(Stored data entries)
'''

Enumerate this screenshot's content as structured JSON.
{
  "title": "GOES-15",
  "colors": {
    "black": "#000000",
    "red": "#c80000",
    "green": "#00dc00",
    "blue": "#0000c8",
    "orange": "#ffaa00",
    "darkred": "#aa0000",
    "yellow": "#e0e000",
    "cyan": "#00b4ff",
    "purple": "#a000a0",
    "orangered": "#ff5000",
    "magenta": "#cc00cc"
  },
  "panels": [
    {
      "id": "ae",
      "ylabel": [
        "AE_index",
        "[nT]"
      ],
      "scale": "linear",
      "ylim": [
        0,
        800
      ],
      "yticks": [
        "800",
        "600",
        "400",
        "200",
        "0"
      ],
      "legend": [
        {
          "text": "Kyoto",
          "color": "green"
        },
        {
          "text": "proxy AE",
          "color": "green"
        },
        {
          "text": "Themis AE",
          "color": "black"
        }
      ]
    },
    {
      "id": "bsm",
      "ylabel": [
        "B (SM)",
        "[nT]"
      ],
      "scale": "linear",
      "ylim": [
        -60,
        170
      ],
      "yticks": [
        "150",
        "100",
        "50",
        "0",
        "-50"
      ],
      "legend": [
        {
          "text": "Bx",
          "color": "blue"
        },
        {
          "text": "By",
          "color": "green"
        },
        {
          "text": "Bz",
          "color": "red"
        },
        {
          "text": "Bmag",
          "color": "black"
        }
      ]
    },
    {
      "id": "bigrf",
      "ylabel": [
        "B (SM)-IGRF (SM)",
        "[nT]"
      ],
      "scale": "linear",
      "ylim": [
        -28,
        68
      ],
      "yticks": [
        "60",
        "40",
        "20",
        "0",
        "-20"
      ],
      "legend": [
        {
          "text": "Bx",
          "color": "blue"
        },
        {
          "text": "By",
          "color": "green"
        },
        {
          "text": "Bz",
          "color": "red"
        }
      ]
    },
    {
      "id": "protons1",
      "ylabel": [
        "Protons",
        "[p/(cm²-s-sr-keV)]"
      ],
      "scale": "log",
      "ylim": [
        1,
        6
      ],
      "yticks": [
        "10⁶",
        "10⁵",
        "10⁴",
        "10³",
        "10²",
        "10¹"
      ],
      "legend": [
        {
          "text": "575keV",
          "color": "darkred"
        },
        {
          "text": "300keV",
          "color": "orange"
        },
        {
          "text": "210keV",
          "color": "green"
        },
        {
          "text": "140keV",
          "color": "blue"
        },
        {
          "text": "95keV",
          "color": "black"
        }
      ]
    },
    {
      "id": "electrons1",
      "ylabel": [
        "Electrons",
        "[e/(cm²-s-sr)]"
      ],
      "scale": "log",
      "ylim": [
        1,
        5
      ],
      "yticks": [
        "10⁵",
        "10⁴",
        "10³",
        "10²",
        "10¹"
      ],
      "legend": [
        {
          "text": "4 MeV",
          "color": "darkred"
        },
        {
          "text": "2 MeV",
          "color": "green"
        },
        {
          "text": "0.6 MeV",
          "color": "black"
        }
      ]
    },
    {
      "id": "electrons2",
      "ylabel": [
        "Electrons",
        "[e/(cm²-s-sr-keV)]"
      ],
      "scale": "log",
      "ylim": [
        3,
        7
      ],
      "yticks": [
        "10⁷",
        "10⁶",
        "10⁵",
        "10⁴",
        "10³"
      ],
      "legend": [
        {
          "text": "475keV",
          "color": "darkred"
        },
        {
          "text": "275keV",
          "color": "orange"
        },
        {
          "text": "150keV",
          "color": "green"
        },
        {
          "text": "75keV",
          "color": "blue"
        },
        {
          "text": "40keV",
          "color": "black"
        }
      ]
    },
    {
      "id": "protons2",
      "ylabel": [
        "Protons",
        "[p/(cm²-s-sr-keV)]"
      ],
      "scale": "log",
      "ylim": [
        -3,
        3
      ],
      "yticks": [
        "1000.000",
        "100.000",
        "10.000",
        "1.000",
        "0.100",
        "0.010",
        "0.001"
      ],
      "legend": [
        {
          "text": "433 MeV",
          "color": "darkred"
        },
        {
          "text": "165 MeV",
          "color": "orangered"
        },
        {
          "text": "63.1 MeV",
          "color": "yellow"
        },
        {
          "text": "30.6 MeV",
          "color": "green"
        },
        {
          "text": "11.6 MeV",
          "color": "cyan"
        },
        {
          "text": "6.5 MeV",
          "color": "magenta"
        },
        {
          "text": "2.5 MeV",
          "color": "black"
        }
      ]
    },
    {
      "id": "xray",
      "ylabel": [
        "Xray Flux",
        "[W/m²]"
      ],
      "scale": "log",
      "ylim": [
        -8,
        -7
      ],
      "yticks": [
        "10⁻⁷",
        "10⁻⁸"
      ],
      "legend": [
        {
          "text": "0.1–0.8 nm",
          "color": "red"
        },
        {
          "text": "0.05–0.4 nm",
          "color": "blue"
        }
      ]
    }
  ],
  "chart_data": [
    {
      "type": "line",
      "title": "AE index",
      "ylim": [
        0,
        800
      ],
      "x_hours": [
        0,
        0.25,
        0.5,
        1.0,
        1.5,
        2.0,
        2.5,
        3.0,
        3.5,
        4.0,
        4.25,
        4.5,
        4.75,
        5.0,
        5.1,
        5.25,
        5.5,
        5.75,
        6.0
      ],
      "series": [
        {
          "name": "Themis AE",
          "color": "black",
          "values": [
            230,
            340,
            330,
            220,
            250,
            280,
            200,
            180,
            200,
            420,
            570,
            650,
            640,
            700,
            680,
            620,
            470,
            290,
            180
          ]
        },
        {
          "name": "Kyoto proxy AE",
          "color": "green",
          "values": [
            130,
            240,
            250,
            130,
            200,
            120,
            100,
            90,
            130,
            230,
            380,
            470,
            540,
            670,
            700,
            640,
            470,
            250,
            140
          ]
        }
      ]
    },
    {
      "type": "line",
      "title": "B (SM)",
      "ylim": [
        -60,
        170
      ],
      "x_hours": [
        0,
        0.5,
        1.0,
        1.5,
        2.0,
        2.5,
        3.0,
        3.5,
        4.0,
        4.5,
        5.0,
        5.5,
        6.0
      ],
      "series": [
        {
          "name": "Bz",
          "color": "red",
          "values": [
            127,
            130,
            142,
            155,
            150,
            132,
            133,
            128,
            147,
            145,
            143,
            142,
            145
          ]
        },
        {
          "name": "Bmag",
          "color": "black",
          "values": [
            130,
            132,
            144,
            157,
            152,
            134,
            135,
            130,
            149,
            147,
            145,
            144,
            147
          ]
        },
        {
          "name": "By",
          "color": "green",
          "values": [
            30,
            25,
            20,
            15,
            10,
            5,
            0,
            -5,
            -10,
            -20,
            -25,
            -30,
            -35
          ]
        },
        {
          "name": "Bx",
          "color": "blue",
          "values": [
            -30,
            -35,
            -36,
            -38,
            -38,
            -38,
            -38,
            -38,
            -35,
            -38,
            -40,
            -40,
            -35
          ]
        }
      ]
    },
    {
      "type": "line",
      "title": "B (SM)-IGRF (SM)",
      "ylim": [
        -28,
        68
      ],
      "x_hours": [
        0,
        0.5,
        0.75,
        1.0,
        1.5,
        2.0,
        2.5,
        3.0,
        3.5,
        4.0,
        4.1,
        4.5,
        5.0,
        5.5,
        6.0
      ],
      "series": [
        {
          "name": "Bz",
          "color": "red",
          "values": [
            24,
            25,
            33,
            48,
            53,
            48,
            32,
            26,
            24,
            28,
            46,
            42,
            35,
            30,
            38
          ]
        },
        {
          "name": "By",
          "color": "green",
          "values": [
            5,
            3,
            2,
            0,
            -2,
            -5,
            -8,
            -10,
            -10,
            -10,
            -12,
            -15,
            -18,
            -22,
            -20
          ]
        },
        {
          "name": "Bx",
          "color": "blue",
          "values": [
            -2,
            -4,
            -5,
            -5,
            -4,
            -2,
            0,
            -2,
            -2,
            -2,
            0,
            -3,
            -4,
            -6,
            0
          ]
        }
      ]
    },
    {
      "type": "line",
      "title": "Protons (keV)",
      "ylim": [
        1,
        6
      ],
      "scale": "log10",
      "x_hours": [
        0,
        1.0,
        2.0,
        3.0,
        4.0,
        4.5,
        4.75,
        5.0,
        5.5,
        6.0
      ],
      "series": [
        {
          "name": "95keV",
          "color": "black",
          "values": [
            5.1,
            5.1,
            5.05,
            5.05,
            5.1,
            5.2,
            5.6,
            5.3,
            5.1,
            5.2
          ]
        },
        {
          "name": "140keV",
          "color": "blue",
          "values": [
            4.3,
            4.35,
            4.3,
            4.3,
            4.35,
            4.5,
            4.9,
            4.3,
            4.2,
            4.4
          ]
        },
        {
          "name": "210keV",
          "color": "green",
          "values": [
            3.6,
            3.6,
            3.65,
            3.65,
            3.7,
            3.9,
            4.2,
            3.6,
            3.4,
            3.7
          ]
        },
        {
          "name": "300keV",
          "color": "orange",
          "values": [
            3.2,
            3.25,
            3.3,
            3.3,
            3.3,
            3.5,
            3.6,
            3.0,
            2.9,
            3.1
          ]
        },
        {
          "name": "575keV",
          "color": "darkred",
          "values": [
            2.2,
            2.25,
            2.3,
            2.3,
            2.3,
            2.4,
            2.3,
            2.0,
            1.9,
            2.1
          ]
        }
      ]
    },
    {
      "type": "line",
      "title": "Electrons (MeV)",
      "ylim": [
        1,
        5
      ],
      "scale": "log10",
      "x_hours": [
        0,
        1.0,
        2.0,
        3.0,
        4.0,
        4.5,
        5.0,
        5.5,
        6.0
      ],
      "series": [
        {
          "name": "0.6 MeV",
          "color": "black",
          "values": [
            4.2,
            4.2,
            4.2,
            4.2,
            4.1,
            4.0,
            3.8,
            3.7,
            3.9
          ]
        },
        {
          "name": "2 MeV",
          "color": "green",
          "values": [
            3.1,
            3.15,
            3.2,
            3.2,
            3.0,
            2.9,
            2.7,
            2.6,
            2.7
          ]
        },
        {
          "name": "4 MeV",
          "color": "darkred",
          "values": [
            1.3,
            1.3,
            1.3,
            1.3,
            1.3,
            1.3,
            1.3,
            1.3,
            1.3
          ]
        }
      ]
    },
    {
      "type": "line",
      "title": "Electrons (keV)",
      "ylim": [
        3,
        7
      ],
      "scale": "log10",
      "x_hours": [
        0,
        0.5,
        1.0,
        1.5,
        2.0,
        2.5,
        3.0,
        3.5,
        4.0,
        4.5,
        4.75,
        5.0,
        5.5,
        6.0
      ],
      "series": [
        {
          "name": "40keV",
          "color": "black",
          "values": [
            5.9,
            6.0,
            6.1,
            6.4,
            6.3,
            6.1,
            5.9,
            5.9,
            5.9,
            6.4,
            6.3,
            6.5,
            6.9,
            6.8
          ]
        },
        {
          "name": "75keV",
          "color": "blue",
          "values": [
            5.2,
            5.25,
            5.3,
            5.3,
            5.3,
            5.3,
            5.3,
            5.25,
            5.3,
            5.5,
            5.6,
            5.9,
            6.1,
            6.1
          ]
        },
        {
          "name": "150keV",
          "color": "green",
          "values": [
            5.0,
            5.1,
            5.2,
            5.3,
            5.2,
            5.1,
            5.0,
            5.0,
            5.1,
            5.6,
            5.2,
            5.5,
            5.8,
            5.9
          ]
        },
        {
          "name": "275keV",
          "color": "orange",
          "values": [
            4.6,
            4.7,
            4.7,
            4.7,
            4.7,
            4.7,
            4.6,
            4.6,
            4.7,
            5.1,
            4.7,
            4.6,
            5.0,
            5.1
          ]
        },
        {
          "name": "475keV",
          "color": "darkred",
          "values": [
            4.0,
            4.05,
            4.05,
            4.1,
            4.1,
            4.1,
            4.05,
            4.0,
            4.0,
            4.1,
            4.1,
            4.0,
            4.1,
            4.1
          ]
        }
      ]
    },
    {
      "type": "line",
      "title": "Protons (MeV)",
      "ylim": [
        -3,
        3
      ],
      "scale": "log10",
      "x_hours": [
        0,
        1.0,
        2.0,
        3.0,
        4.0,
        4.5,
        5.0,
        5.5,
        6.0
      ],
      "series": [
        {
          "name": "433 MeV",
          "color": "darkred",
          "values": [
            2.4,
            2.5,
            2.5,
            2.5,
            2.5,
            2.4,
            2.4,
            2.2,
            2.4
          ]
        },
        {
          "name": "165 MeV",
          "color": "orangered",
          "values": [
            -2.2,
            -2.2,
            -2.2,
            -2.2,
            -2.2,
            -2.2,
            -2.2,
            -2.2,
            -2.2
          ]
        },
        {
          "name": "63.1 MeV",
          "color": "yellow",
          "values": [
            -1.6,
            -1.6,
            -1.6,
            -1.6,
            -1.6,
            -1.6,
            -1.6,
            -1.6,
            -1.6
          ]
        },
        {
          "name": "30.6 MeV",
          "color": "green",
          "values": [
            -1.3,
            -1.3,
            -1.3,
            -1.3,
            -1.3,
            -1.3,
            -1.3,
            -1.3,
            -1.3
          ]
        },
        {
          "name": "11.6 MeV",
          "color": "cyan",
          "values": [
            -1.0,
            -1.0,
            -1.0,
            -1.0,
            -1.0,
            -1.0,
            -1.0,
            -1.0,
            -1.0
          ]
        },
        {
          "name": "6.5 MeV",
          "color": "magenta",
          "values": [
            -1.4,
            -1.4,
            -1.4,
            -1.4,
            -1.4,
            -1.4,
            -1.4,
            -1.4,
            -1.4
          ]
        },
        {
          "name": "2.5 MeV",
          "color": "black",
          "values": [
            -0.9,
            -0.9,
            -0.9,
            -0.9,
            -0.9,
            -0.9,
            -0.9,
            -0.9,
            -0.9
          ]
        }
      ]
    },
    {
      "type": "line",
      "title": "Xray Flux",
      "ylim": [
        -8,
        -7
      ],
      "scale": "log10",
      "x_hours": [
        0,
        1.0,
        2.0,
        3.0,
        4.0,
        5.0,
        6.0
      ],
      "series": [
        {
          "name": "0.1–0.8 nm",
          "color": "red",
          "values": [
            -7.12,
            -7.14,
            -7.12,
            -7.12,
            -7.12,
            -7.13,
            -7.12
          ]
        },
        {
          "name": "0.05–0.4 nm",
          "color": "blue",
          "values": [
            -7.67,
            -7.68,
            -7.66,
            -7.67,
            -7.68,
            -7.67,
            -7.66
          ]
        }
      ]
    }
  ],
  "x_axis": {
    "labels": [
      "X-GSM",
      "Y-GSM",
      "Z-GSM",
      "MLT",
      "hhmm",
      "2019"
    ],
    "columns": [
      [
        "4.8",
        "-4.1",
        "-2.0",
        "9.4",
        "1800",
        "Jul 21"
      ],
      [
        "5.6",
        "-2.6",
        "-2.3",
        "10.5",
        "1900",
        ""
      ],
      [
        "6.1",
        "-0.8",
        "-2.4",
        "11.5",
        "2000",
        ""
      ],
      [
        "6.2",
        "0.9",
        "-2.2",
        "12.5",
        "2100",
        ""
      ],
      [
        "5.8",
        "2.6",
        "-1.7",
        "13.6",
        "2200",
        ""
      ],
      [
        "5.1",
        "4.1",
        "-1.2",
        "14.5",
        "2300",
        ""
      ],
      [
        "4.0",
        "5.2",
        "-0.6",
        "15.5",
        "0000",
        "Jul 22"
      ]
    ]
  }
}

'''

Exercise instructions >> Copy all the lines above that hold the string "orangered".

Output below >>
    "orangered": "#ff5000",
          "color": "orangered"
          "color": "orangered",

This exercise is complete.